Aim of the exercise
Write out all of the data without omission, exactly as shown.

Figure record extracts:
********

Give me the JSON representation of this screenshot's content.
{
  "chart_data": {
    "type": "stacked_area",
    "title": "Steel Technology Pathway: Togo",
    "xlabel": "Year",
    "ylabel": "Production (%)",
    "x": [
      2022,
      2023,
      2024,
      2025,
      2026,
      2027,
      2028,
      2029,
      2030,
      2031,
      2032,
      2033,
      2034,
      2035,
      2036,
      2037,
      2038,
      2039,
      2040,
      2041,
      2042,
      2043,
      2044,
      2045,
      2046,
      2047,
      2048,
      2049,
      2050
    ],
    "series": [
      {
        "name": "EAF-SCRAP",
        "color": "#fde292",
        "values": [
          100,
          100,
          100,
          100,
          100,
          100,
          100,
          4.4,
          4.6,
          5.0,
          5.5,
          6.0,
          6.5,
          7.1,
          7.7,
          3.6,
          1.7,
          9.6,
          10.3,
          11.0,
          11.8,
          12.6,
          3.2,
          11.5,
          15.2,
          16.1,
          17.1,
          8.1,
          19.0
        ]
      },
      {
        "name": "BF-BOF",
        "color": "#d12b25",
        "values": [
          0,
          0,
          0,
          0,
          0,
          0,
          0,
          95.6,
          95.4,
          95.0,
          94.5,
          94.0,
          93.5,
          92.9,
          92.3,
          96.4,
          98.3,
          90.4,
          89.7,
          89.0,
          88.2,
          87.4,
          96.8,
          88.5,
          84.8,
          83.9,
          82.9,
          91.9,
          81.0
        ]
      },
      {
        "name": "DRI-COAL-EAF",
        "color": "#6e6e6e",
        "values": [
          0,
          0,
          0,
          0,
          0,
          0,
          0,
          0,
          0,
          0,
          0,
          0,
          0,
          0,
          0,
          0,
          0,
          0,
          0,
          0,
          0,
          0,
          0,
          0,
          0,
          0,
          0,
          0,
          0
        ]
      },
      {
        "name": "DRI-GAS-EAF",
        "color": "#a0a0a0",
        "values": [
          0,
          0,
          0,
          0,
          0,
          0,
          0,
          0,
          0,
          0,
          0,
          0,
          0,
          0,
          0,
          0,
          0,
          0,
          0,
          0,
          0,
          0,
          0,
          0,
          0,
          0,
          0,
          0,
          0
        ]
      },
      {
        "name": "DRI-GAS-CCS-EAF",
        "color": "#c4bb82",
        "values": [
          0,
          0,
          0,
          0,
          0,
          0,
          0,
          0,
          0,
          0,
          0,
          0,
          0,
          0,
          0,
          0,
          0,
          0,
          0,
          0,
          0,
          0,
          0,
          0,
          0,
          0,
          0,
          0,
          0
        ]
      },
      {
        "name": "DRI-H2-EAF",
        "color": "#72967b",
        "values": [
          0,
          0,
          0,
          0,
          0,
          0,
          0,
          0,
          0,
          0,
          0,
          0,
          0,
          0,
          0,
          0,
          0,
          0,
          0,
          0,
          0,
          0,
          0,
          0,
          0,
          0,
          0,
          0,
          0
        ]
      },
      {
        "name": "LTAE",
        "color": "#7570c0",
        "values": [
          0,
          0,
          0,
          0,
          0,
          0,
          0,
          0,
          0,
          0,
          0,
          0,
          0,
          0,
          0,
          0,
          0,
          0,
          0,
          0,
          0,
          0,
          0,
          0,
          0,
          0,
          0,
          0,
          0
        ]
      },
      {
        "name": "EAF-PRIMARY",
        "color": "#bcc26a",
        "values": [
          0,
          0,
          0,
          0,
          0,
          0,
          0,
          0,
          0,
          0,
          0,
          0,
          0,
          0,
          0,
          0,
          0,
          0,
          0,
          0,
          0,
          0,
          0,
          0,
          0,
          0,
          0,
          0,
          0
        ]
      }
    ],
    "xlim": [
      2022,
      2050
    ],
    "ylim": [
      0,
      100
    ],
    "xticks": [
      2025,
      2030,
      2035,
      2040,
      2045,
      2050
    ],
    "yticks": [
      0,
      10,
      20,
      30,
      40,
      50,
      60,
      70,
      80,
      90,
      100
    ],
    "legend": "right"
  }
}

********

Right answer
Give me the JSON representation of this screenshot's content.
{
  "chart_data": {
    "type": "stacked_area",
    "title": "Steel Technology Pathway: Togo",
    "xlabel": "Year",
    "ylabel": "Production (%)",
    "x": [
      2022,
      2023,
      2024,
      2025,
      2026,
      2027,
      2028,
      2029,
      2030,
      2031,
      2032,
      2033,
      2034,
      2035,
      2036,
      2037,
      2038,
      2039,
      2040,
      2041,
      2042,
      2043,
      2044,
      2045,
      2046,
      2047,
      2048,
      2049,
      2050
    ],
    "series": [
      {
        "name": "EAF-SCRAP",
        "color": "#fde292",
        "values": [
          100,
          100,
          100,
          100,
          100,
          100,
          100,
          4.4,
          4.6,
          5.0,
          5.5,
          6.0,
          6.5,
          7.1,
          7.7,
          3.6,
          1.7,
          9.6,
          10.3,
          11.0,
          11.8,
          12.6,
          3.2,
          11.5,
          15.2,
          16.1,
          17.1,
          8.1,
          19.0
        ]
      },
      {
        "name": "BF-BOF",
        "color": "#d12b25",
        "values": [
          0,
          0,
          0,
          0,
          0,
          0,
          0,
          95.6,
          95.4,
          95.0,
          94.5,
          94.0,
          93.5,
          92.9,
          92.3,
          96.4,
          98.3,
          90.4,
          89.7,
          89.0,
          88.2,
          87.4,
          96.8,
          88.5,
          84.8,
          83.9,
          82.9,
          91.9,
          81.0
        ]
      },
      {
        "name": "DRI-COAL-EAF",
        "color": "#6e6e6e",
        "values": [
          0,
          0,
          0,
          0,
          0,
          0,
          0,
          0,
          0,
          0,
          0,
          0,
          0,
          0,
          0,
          0,
          0,
          0,
          0,
          0,
          0,
          0,
          0,
          0,
          0,
          0,
          0,
          0,
          0
        ]
      },
      {
        "name": "DRI-GAS-EAF",
        "color": "#a0a0a0",
        "values": [
          0,
          0,
          0,
          0,
          0,
          0,
          0,
          0,
          0,
          0,
          0,
          0,
          0,
          0,
          0,
          0,
          0,
          0,
          0,
          0,
          0,
          0,
          0,
          0,
          0,
          0,
          0,
          0,
          0
        ]
      },
      {
        "name": "DRI-GAS-CCS-EAF",
        "color": "#c4bb82",
        "values": [
          0,
          0,
          0,
          0,
          0,
          0,
          0,
          0,
          0,
          0,
          0,
          0,
          0,
          0,
          0,
          0,
          0,
          0,
          0,
          0,
          0,
          0,
          0,
          0,
          0,
          0,
          0,
          0,
          0
        ]
      },
      {
        "name": "DRI-H2-EAF",
        "color": "#72967b",
        "values": [
          0,
          0,
          0,
          0,
          0,
          0,
          0,
          0,
          0,
          0,
          0,
          0,
          0,
          0,
          0,
          0,
          0,
          0,
          0,
          0,
          0,
          0,
          0,
          0,
          0,
          0,
          0,
          0,
          0
        ]
      },
      {
        "name": "LTAE",
        "color": "#7570c0",
        "values": [
          0,
          0,
          0,
          0,
          0,
          0,
          0,
          0,
          0,
          0,
          0,
          0,
          0,
          0,
          0,
          0,
          0,
          0,
          0,
          0,
          0,
          0,
          0,
          0,
          0,
          0,
          0,
          0,
          0
        ]
      },
      {
        "name": "EAF-PRIMARY",
        "color": "#bcc26a",
        "values": [
          0,
          0,
          0,
          0,
          0,
          0,
          0,
          0,
          0,
          0,
          0,
          0,
          0,
          0,
          0,
          0,
          0,
          0,
          0,
          0,
          0,
          0,
          0,
          0,
          0,
          0,
          0,
          0,
          0
        ]
      }
    ],
    "xlim": [
      2022,
      2050
    ],
    "ylim": [
      0,
      100
    ],
    "xticks": [
      2025,
      2030,
      2035,
      2040,
      2045,
      2050
    ],
    "yticks": [
      0,
      10,
      20,
      30,
      40,
      50,
      60,
      70,
      80,
      90,
      100
    ],
    "legend": "right"
  }
}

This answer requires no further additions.